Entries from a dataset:
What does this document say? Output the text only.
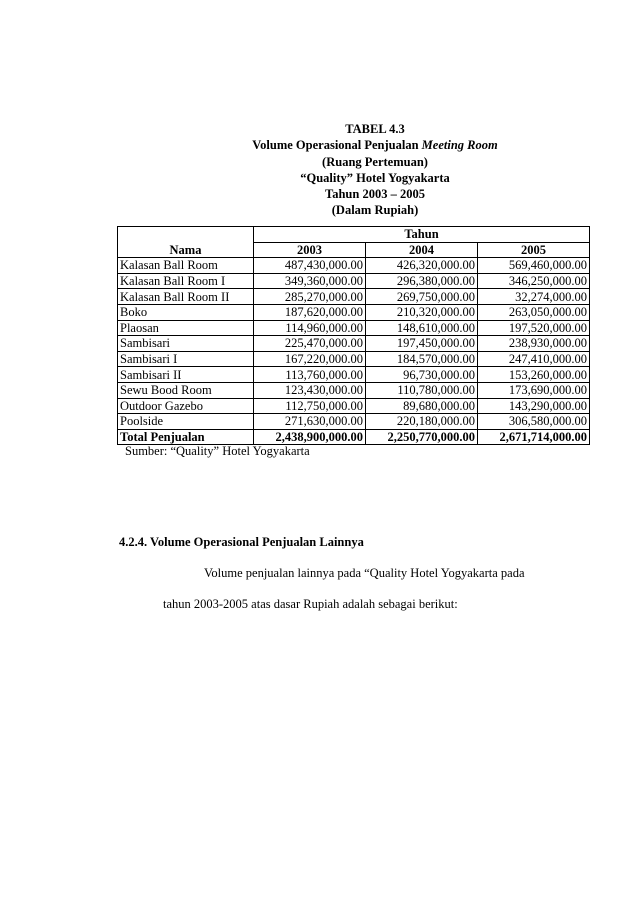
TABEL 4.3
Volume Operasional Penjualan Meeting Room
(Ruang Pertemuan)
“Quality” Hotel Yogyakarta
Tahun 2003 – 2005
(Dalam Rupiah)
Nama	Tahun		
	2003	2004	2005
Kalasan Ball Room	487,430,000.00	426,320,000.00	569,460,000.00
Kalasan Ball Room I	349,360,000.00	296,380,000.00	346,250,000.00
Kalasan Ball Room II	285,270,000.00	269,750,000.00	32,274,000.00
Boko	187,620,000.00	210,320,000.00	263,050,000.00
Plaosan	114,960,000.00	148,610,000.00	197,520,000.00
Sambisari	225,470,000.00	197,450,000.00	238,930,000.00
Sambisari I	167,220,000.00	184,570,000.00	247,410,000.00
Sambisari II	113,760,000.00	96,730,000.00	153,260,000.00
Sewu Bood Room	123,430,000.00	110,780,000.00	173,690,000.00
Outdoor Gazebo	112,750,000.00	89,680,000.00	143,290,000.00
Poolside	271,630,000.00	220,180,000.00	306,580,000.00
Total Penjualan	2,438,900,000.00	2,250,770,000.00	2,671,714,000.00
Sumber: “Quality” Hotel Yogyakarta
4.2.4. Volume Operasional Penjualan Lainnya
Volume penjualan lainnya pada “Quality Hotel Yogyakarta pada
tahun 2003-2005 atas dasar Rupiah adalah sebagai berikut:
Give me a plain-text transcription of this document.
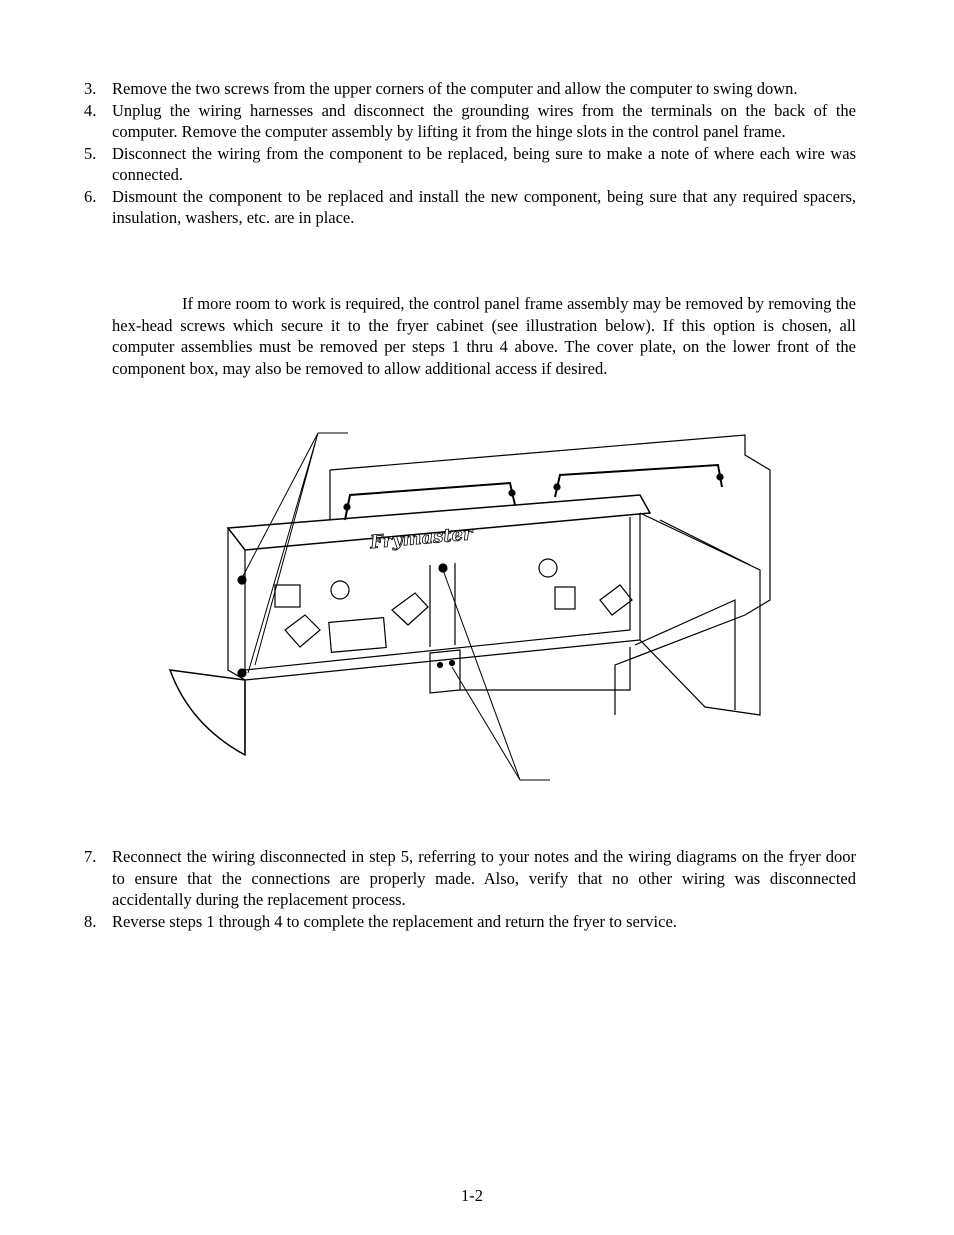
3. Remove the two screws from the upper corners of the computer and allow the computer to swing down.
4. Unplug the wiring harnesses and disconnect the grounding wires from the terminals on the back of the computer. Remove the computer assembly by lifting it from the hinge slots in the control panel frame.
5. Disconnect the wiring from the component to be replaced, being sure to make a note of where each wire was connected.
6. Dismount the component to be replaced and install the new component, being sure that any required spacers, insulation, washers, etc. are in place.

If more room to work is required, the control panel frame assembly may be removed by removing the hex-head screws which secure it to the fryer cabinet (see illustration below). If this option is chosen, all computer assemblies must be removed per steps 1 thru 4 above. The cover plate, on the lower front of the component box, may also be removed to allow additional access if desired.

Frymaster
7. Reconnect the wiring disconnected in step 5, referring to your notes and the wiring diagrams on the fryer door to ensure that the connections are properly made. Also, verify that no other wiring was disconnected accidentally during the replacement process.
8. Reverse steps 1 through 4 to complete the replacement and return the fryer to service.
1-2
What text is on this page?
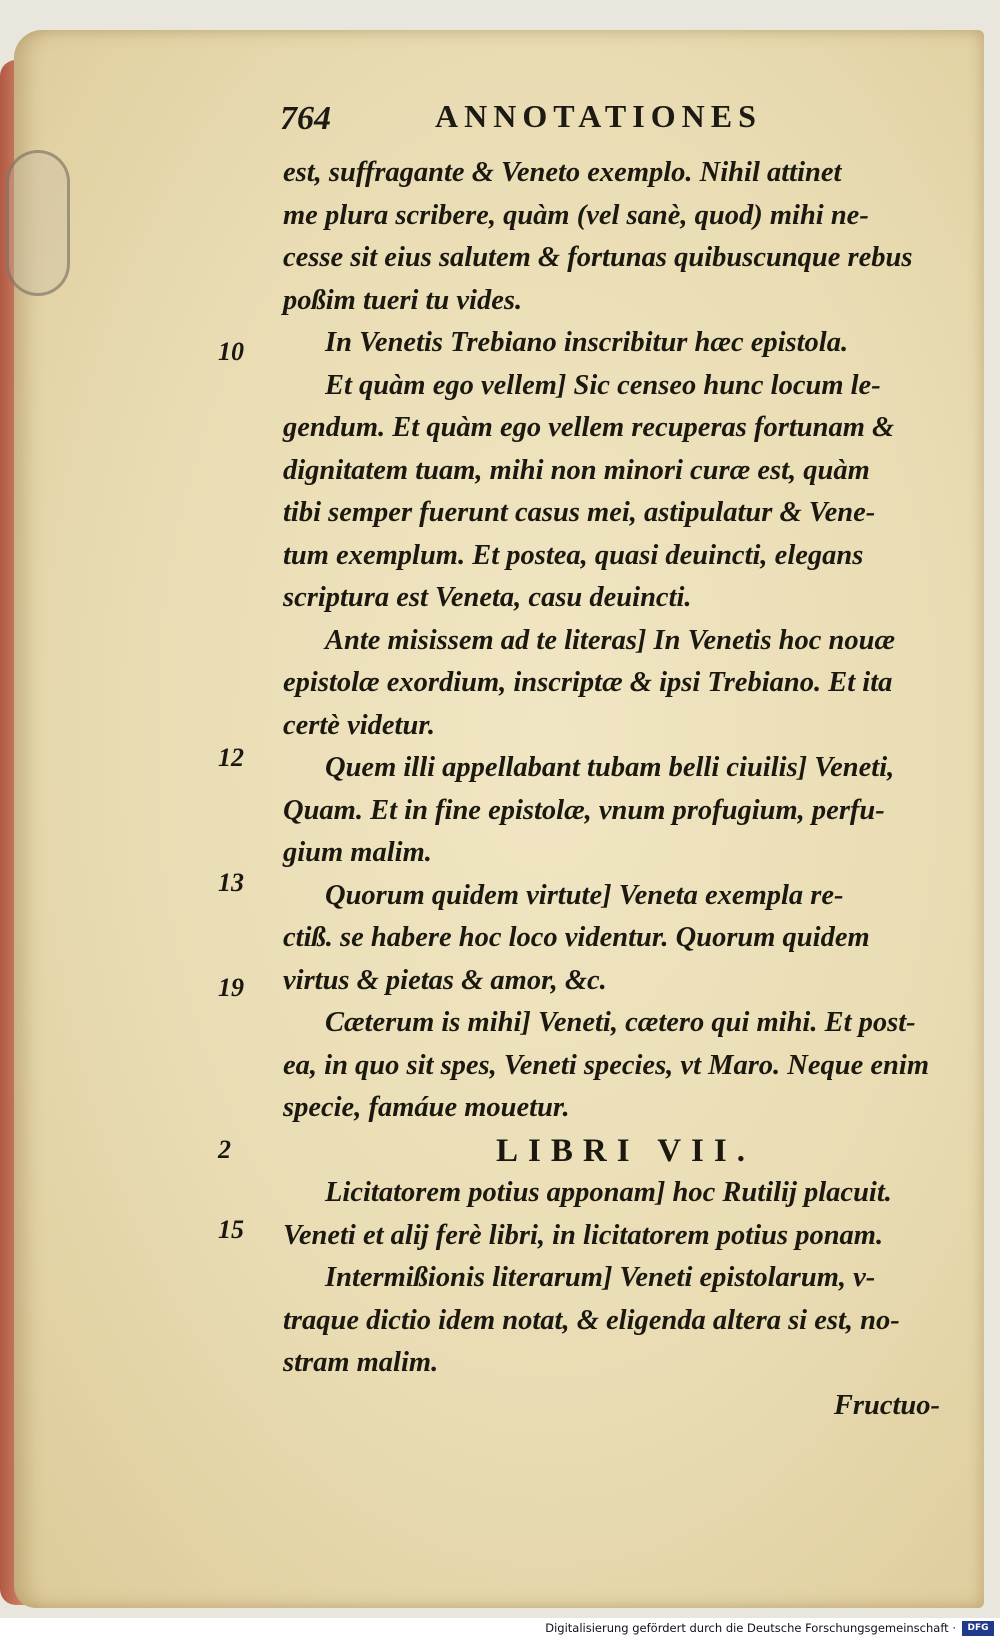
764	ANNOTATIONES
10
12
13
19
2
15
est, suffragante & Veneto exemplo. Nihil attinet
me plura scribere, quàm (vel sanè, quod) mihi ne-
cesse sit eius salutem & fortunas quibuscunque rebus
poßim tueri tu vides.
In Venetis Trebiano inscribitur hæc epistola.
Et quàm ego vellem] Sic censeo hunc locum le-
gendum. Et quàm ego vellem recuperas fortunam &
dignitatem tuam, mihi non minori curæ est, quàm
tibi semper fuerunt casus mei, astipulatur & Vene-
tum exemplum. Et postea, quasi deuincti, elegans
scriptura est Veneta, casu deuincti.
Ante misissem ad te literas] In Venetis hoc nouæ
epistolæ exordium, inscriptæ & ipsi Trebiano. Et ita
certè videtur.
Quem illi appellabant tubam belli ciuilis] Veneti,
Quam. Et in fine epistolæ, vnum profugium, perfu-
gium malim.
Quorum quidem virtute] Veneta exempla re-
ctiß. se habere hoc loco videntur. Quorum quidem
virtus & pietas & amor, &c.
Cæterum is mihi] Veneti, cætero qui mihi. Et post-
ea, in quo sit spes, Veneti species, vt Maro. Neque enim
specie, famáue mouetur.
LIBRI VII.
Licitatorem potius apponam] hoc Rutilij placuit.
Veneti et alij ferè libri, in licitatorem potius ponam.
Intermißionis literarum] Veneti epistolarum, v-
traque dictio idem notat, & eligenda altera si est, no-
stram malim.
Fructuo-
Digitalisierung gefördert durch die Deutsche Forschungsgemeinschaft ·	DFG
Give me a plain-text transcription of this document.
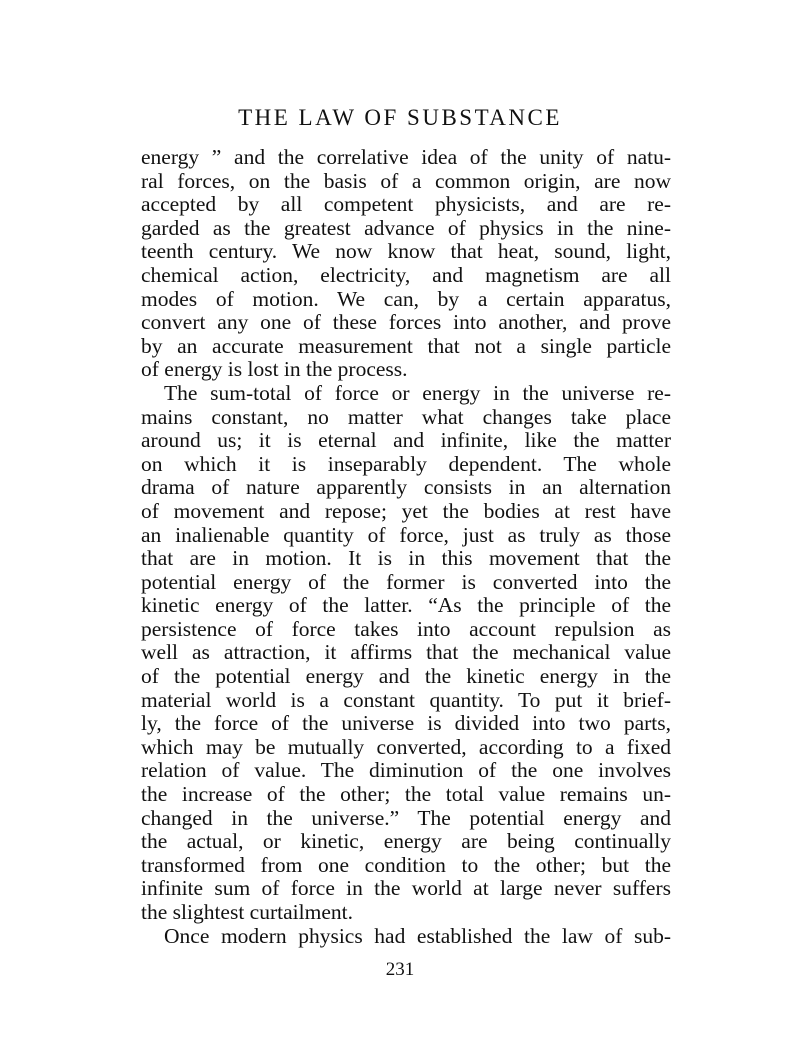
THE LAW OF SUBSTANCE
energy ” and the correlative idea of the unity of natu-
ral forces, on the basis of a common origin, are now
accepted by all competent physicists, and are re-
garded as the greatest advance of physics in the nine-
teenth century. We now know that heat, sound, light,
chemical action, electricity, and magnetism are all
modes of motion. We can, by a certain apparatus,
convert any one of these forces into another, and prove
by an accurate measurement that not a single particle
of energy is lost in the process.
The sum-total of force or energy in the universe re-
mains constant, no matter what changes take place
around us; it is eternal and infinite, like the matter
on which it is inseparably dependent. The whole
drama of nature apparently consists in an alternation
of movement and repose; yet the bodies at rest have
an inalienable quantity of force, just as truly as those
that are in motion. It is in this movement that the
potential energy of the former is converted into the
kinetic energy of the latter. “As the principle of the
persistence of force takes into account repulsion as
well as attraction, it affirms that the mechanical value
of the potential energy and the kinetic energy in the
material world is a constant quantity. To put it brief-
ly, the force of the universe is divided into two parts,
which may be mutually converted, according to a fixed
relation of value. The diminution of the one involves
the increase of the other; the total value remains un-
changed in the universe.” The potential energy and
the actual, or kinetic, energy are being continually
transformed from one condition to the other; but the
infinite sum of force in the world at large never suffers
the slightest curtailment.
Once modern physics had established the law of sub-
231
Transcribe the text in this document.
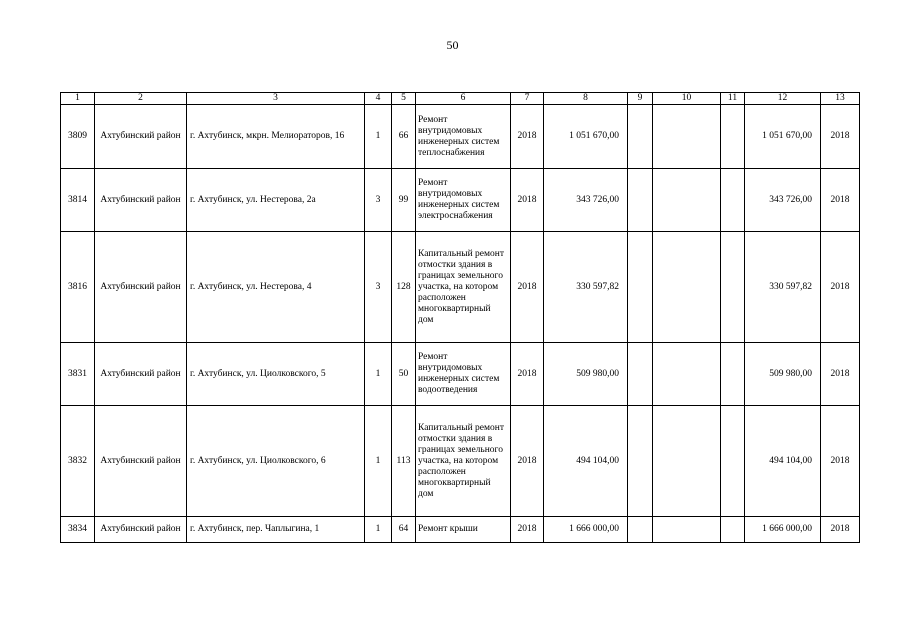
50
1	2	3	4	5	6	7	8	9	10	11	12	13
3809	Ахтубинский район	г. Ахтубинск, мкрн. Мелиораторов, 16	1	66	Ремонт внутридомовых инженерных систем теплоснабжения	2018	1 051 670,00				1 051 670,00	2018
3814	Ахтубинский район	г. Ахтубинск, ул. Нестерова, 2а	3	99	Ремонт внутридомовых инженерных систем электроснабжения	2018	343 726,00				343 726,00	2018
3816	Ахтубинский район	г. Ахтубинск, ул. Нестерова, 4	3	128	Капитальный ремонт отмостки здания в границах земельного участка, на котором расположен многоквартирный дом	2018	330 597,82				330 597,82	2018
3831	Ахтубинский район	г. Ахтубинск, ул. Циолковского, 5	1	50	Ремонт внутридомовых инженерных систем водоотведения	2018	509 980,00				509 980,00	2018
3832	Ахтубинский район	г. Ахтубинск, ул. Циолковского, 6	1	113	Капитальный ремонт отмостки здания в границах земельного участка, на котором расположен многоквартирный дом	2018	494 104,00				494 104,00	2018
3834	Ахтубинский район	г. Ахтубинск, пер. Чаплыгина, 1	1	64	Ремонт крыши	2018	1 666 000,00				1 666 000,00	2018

__Given exercise__. Every entry must be transcribed exactly. Pictures do not belong in the copy.

__Response__.
What does this document say? Output the text only.
TABEL 4.3
Volume Operasional Penjualan Meeting Room
(Ruang Pertemuan)
“Quality” Hotel Yogyakarta
Tahun 2003 – 2005
(Dalam Rupiah)
Nama	Tahun		
	2003	2004	2005
Kalasan Ball Room	487,430,000.00	426,320,000.00	569,460,000.00
Kalasan Ball Room I	349,360,000.00	296,380,000.00	346,250,000.00
Kalasan Ball Room II	285,270,000.00	269,750,000.00	32,274,000.00
Boko	187,620,000.00	210,320,000.00	263,050,000.00
Plaosan	114,960,000.00	148,610,000.00	197,520,000.00
Sambisari	225,470,000.00	197,450,000.00	238,930,000.00
Sambisari I	167,220,000.00	184,570,000.00	247,410,000.00
Sambisari II	113,760,000.00	96,730,000.00	153,260,000.00
Sewu Bood Room	123,430,000.00	110,780,000.00	173,690,000.00
Outdoor Gazebo	112,750,000.00	89,680,000.00	143,290,000.00
Poolside	271,630,000.00	220,180,000.00	306,580,000.00
Total Penjualan	2,438,900,000.00	2,250,770,000.00	2,671,714,000.00
Sumber: “Quality” Hotel Yogyakarta
4.2.4. Volume Operasional Penjualan Lainnya
Volume penjualan lainnya pada “Quality Hotel Yogyakarta pada
tahun 2003-2005 atas dasar Rupiah adalah sebagai berikut:
Give me a plain-text transcription of this document.
3. Remove the two screws from the upper corners of the computer and allow the computer to swing down.
4. Unplug the wiring harnesses and disconnect the grounding wires from the terminals on the back of the computer. Remove the computer assembly by lifting it from the hinge slots in the control panel frame.
5. Disconnect the wiring from the component to be replaced, being sure to make a note of where each wire was connected.
6. Dismount the component to be replaced and install the new component, being sure that any required spacers, insulation, washers, etc. are in place.

If more room to work is required, the control panel frame assembly may be removed by removing the hex-head screws which secure it to the fryer cabinet (see illustration below). If this option is chosen, all computer assemblies must be removed per steps 1 thru 4 above. The cover plate, on the lower front of the component box, may also be removed to allow additional access if desired.

Frymaster
7. Reconnect the wiring disconnected in step 5, referring to your notes and the wiring diagrams on the fryer door to ensure that the connections are properly made. Also, verify that no other wiring was disconnected accidentally during the replacement process.
8. Reverse steps 1 through 4 to complete the replacement and return the fryer to service.
1-2
What text is on this page?
764	ANNOTATIONES
10
12
13
19
2
15
est, suffragante & Veneto exemplo. Nihil attinet
me plura scribere, quàm (vel sanè, quod) mihi ne-
cesse sit eius salutem & fortunas quibuscunque rebus
poßim tueri tu vides.
In Venetis Trebiano inscribitur hæc epistola.
Et quàm ego vellem] Sic censeo hunc locum le-
gendum. Et quàm ego vellem recuperas fortunam &
dignitatem tuam, mihi non minori curæ est, quàm
tibi semper fuerunt casus mei, astipulatur & Vene-
tum exemplum. Et postea, quasi deuincti, elegans
scriptura est Veneta, casu deuincti.
Ante misissem ad te literas] In Venetis hoc nouæ
epistolæ exordium, inscriptæ & ipsi Trebiano. Et ita
certè videtur.
Quem illi appellabant tubam belli ciuilis] Veneti,
Quam. Et in fine epistolæ, vnum profugium, perfu-
gium malim.
Quorum quidem virtute] Veneta exempla re-
ctiß. se habere hoc loco videntur. Quorum quidem
virtus & pietas & amor, &c.
Cæterum is mihi] Veneti, cætero qui mihi. Et post-
ea, in quo sit spes, Veneti species, vt Maro. Neque enim
specie, famáue mouetur.
LIBRI VII.
Licitatorem potius apponam] hoc Rutilij placuit.
Veneti et alij ferè libri, in licitatorem potius ponam.
Intermißionis literarum] Veneti epistolarum, v-
traque dictio idem notat, & eligenda altera si est, no-
stram malim.
Fructuo-
Digitalisierung gefördert durch die Deutsche Forschungsgemeinschaft ·	DFG
Give me a plain-text transcription of this document.
THE LAW OF SUBSTANCE
energy ” and the correlative idea of the unity of natu-
ral forces, on the basis of a common origin, are now
accepted by all competent physicists, and are re-
garded as the greatest advance of physics in the nine-
teenth century. We now know that heat, sound, light,
chemical action, electricity, and magnetism are all
modes of motion. We can, by a certain apparatus,
convert any one of these forces into another, and prove
by an accurate measurement that not a single particle
of energy is lost in the process.
The sum-total of force or energy in the universe re-
mains constant, no matter what changes take place
around us; it is eternal and infinite, like the matter
on which it is inseparably dependent. The whole
drama of nature apparently consists in an alternation
of movement and repose; yet the bodies at rest have
an inalienable quantity of force, just as truly as those
that are in motion. It is in this movement that the
potential energy of the former is converted into the
kinetic energy of the latter. “As the principle of the
persistence of force takes into account repulsion as
well as attraction, it affirms that the mechanical value
of the potential energy and the kinetic energy in the
material world is a constant quantity. To put it brief-
ly, the force of the universe is divided into two parts,
which may be mutually converted, according to a fixed
relation of value. The diminution of the one involves
the increase of the other; the total value remains un-
changed in the universe.” The potential energy and
the actual, or kinetic, energy are being continually
transformed from one condition to the other; but the
infinite sum of force in the world at large never suffers
the slightest curtailment.
Once modern physics had established the law of sub-
231
Transcribe the text in this document.
50
1	2	3	4	5	6	7	8	9	10	11	12	13
3809	Ахтубинский район	г. Ахтубинск, мкрн. Мелиораторов, 16	1	66	Ремонт внутридомовых инженерных систем теплоснабжения	2018	1 051 670,00				1 051 670,00	2018
3814	Ахтубинский район	г. Ахтубинск, ул. Нестерова, 2а	3	99	Ремонт внутридомовых инженерных систем электроснабжения	2018	343 726,00				343 726,00	2018
3816	Ахтубинский район	г. Ахтубинск, ул. Нестерова, 4	3	128	Капитальный ремонт отмостки здания в границах земельного участка, на котором расположен многоквартирный дом	2018	330 597,82				330 597,82	2018
3831	Ахтубинский район	г. Ахтубинск, ул. Циолковского, 5	1	50	Ремонт внутридомовых инженерных систем водоотведения	2018	509 980,00				509 980,00	2018
3832	Ахтубинский район	г. Ахтубинск, ул. Циолковского, 6	1	113	Капитальный ремонт отмостки здания в границах земельного участка, на котором расположен многоквартирный дом	2018	494 104,00				494 104,00	2018
3834	Ахтубинский район	г. Ахтубинск, пер. Чаплыгина, 1	1	64	Ремонт крыши	2018	1 666 000,00				1 666 000,00	2018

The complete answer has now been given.